_Short task_. Check each line for the string "Orbitofontal" and give only the count of lines that have it.

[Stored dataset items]
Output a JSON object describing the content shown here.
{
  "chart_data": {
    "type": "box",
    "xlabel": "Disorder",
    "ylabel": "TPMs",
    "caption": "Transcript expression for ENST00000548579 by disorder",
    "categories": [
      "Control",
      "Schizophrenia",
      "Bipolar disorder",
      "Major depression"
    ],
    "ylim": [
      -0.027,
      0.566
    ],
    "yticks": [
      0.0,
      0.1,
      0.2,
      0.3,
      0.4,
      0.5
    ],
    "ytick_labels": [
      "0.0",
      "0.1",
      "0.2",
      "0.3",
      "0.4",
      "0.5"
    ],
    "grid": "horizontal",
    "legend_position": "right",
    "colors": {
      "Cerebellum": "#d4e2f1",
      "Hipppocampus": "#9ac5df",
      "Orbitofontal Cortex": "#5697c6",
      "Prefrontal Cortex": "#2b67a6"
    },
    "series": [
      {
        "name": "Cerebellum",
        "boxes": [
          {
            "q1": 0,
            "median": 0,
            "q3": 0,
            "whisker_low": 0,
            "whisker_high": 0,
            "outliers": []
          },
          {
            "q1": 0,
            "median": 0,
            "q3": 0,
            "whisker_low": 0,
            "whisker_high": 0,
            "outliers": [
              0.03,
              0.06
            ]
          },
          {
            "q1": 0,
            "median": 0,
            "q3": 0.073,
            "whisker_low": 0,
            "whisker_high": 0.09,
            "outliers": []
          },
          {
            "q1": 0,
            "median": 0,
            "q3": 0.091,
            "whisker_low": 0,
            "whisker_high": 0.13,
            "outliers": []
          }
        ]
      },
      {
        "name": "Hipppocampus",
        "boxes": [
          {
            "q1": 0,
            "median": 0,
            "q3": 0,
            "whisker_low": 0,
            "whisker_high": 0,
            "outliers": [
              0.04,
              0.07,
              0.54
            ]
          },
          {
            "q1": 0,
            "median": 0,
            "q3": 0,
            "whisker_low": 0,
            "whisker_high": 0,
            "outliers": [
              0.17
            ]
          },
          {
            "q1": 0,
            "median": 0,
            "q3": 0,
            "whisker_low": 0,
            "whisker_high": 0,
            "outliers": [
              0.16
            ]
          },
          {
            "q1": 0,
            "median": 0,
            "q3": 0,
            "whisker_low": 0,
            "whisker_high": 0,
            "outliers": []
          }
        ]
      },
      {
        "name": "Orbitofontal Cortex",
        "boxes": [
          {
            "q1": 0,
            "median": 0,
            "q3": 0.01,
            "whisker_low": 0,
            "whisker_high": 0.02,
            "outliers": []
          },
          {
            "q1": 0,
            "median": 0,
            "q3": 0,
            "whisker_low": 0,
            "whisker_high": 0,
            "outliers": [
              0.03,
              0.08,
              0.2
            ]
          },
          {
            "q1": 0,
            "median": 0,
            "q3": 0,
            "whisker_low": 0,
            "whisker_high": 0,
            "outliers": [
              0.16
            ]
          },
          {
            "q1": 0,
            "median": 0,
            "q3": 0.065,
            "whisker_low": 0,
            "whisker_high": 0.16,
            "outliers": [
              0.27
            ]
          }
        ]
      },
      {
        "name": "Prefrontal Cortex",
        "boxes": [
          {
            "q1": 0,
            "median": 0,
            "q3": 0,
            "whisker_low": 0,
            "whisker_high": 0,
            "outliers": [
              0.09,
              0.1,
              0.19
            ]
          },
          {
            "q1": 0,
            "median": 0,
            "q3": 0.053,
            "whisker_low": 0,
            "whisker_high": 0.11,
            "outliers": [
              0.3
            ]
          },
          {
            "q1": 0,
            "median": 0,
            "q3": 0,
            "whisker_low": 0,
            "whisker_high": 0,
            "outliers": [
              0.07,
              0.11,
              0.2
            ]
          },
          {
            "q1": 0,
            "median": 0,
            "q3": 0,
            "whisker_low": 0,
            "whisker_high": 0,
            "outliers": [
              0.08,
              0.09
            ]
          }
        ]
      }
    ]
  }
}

_Exercise solution_. 2